--- begin DATA PROVIDED ---
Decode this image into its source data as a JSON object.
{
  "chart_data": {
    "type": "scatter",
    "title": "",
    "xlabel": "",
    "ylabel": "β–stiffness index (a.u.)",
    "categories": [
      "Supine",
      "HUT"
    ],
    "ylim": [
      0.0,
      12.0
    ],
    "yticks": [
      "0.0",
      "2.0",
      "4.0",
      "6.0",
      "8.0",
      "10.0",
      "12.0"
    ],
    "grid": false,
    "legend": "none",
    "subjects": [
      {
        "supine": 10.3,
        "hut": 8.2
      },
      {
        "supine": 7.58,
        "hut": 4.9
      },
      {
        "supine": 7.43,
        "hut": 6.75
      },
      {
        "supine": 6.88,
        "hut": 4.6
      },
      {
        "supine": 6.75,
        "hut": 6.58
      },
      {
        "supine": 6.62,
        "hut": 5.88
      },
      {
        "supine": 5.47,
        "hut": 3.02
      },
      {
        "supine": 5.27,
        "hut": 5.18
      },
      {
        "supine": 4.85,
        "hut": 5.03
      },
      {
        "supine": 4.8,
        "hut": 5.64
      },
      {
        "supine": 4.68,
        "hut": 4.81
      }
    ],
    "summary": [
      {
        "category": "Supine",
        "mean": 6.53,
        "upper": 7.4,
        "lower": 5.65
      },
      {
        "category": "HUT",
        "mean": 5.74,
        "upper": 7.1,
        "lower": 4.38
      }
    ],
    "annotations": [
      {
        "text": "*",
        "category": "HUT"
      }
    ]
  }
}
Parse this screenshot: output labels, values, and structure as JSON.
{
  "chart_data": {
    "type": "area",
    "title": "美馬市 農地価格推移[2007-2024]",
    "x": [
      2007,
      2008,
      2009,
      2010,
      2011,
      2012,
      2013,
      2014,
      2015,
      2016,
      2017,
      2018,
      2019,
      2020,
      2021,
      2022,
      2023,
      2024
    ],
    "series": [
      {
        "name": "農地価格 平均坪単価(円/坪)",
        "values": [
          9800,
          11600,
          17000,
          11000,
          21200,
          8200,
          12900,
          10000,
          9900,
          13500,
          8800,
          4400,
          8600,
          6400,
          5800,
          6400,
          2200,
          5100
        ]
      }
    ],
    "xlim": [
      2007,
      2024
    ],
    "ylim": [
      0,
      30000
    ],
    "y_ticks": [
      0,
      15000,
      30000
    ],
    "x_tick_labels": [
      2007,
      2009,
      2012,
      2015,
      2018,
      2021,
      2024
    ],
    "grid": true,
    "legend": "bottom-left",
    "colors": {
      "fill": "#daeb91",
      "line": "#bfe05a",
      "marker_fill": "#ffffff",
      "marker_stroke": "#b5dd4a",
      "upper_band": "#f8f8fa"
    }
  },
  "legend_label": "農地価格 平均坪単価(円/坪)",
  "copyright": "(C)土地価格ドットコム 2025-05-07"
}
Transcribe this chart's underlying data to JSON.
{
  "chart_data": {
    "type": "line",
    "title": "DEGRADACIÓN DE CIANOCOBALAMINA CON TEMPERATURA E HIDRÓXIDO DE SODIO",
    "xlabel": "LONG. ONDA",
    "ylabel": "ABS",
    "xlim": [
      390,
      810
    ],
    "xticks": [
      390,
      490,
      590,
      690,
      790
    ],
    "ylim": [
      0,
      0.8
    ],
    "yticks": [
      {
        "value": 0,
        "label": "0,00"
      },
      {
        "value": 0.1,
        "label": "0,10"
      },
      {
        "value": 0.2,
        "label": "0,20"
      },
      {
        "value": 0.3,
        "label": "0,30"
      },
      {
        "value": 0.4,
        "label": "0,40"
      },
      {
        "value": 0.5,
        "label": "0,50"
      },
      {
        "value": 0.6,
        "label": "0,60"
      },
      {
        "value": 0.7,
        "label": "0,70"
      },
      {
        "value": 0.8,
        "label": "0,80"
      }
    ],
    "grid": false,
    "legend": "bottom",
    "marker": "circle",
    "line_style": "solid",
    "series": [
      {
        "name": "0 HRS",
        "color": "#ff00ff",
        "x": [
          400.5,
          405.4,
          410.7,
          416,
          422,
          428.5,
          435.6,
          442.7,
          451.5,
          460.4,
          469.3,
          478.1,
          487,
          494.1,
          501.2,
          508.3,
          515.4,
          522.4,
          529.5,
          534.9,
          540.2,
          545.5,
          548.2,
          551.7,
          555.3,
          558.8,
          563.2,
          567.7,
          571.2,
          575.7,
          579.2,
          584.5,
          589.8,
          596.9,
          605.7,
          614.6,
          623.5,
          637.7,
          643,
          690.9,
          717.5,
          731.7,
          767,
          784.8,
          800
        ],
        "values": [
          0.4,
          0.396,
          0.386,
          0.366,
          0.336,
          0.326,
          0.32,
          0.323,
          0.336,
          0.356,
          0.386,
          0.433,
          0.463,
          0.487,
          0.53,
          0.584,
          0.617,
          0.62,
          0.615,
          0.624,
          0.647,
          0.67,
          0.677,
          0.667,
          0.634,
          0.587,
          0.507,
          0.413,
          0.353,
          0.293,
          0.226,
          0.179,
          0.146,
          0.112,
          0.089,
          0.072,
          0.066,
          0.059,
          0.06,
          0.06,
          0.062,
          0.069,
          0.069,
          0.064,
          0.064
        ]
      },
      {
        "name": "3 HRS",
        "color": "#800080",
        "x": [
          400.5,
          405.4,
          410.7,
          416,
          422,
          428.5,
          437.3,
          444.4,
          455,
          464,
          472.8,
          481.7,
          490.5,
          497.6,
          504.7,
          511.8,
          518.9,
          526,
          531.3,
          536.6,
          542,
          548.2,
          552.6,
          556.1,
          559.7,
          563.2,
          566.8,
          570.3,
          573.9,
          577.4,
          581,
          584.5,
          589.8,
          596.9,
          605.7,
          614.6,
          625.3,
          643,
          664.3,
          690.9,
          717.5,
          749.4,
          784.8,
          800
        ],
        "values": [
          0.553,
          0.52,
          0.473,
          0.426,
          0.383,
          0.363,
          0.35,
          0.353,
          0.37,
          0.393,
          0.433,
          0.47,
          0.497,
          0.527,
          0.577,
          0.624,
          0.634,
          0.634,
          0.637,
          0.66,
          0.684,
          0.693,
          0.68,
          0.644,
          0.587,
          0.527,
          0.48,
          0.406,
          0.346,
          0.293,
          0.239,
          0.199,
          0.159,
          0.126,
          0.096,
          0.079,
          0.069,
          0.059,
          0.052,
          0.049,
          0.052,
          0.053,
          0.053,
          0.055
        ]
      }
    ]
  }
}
--- end DATA PROVIDED ---
YOUR TASK: Report the number of lines in the listing above that include the word "this", and nothing else.

ANSWER TO THE TASK: 3